--- start of DATA FOR THE TASK ---

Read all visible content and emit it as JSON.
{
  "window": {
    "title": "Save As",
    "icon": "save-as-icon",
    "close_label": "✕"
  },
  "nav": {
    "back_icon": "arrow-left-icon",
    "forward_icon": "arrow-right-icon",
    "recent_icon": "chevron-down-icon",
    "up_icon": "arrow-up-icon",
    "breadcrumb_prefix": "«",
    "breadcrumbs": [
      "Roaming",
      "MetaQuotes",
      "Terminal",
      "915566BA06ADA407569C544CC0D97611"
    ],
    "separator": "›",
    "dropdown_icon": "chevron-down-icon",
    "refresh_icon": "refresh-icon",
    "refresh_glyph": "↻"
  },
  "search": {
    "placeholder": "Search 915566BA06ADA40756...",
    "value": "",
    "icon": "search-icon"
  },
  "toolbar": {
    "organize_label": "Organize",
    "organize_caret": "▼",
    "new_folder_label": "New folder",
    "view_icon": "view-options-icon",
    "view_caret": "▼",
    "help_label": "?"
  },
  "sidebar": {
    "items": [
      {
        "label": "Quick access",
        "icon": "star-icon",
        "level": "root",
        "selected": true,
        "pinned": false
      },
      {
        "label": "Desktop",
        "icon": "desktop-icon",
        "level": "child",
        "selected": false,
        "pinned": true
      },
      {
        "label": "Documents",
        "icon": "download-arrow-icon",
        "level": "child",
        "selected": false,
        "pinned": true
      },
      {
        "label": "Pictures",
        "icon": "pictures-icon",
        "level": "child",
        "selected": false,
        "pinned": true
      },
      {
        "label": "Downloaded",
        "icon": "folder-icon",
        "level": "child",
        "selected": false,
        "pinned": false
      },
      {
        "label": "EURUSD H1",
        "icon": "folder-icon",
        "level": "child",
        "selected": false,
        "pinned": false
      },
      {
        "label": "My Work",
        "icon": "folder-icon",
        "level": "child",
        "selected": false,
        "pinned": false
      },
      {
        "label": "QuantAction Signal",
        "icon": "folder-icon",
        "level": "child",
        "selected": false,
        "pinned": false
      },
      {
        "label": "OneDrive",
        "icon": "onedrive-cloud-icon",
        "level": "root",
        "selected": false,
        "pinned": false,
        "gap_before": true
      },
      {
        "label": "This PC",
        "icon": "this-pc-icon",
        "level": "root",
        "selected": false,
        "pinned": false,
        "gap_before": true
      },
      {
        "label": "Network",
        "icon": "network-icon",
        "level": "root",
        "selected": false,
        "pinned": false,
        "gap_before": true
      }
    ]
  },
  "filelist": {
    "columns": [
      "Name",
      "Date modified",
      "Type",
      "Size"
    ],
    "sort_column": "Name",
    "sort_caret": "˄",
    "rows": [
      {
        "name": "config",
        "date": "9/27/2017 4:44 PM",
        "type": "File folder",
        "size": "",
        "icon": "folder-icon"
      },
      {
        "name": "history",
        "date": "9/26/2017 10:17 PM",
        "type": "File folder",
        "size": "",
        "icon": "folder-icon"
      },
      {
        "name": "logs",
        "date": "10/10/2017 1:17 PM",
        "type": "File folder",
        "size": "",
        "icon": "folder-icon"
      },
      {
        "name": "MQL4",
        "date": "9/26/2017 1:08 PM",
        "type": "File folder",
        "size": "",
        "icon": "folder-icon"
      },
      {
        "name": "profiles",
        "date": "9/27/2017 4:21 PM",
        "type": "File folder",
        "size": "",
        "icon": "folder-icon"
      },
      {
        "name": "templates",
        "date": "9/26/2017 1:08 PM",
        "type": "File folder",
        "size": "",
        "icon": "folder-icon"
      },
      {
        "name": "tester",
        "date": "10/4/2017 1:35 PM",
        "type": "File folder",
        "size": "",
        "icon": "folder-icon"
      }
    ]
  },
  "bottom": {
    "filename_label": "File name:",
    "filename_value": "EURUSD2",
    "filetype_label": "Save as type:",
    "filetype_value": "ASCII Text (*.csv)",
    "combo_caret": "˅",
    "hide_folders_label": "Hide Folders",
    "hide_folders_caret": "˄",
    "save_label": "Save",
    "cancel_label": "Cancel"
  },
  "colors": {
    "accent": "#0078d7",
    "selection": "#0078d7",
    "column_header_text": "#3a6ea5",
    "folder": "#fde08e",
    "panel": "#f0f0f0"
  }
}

--- end of DATA FOR THE TASK ---

**WHAT YOU WILL DO**
Type the material above out again, exactly.

**REPLY TO THE EXERCISE**
Read all visible content and emit it as JSON.
{
  "window": {
    "title": "Save As",
    "icon": "save-as-icon",
    "close_label": "✕"
  },
  "nav": {
    "back_icon": "arrow-left-icon",
    "forward_icon": "arrow-right-icon",
    "recent_icon": "chevron-down-icon",
    "up_icon": "arrow-up-icon",
    "breadcrumb_prefix": "«",
    "breadcrumbs": [
      "Roaming",
      "MetaQuotes",
      "Terminal",
      "915566BA06ADA407569C544CC0D97611"
    ],
    "separator": "›",
    "dropdown_icon": "chevron-down-icon",
    "refresh_icon": "refresh-icon",
    "refresh_glyph": "↻"
  },
  "search": {
    "placeholder": "Search 915566BA06ADA40756...",
    "value": "",
    "icon": "search-icon"
  },
  "toolbar": {
    "organize_label": "Organize",
    "organize_caret": "▼",
    "new_folder_label": "New folder",
    "view_icon": "view-options-icon",
    "view_caret": "▼",
    "help_label": "?"
  },
  "sidebar": {
    "items": [
      {
        "label": "Quick access",
        "icon": "star-icon",
        "level": "root",
        "selected": true,
        "pinned": false
      },
      {
        "label": "Desktop",
        "icon": "desktop-icon",
        "level": "child",
        "selected": false,
        "pinned": true
      },
      {
        "label": "Documents",
        "icon": "download-arrow-icon",
        "level": "child",
        "selected": false,
        "pinned": true
      },
      {
        "label": "Pictures",
        "icon": "pictures-icon",
        "level": "child",
        "selected": false,
        "pinned": true
      },
      {
        "label": "Downloaded",
        "icon": "folder-icon",
        "level": "child",
        "selected": false,
        "pinned": false
      },
      {
        "label": "EURUSD H1",
        "icon": "folder-icon",
        "level": "child",
        "selected": false,
        "pinned": false
      },
      {
        "label": "My Work",
        "icon": "folder-icon",
        "level": "child",
        "selected": false,
        "pinned": false
      },
      {
        "label": "QuantAction Signal",
        "icon": "folder-icon",
        "level": "child",
        "selected": false,
        "pinned": false
      },
      {
        "label": "OneDrive",
        "icon": "onedrive-cloud-icon",
        "level": "root",
        "selected": false,
        "pinned": false,
        "gap_before": true
      },
      {
        "label": "This PC",
        "icon": "this-pc-icon",
        "level": "root",
        "selected": false,
        "pinned": false,
        "gap_before": true
      },
      {
        "label": "Network",
        "icon": "network-icon",
        "level": "root",
        "selected": false,
        "pinned": false,
        "gap_before": true
      }
    ]
  },
  "filelist": {
    "columns": [
      "Name",
      "Date modified",
      "Type",
      "Size"
    ],
    "sort_column": "Name",
    "sort_caret": "˄",
    "rows": [
      {
        "name": "config",
        "date": "9/27/2017 4:44 PM",
        "type": "File folder",
        "size": "",
        "icon": "folder-icon"
      },
      {
        "name": "history",
        "date": "9/26/2017 10:17 PM",
        "type": "File folder",
        "size": "",
        "icon": "folder-icon"
      },
      {
        "name": "logs",
        "date": "10/10/2017 1:17 PM",
        "type": "File folder",
        "size": "",
        "icon": "folder-icon"
      },
      {
        "name": "MQL4",
        "date": "9/26/2017 1:08 PM",
        "type": "File folder",
        "size": "",
        "icon": "folder-icon"
      },
      {
        "name": "profiles",
        "date": "9/27/2017 4:21 PM",
        "type": "File folder",
        "size": "",
        "icon": "folder-icon"
      },
      {
        "name": "templates",
        "date": "9/26/2017 1:08 PM",
        "type": "File folder",
        "size": "",
        "icon": "folder-icon"
      },
      {
        "name": "tester",
        "date": "10/4/2017 1:35 PM",
        "type": "File folder",
        "size": "",
        "icon": "folder-icon"
      }
    ]
  },
  "bottom": {
    "filename_label": "File name:",
    "filename_value": "EURUSD2",
    "filetype_label": "Save as type:",
    "filetype_value": "ASCII Text (*.csv)",
    "combo_caret": "˅",
    "hide_folders_label": "Hide Folders",
    "hide_folders_caret": "˄",
    "save_label": "Save",
    "cancel_label": "Cancel"
  },
  "colors": {
    "accent": "#0078d7",
    "selection": "#0078d7",
    "column_header_text": "#3a6ea5",
    "folder": "#fde08e",
    "panel": "#f0f0f0"
  }
}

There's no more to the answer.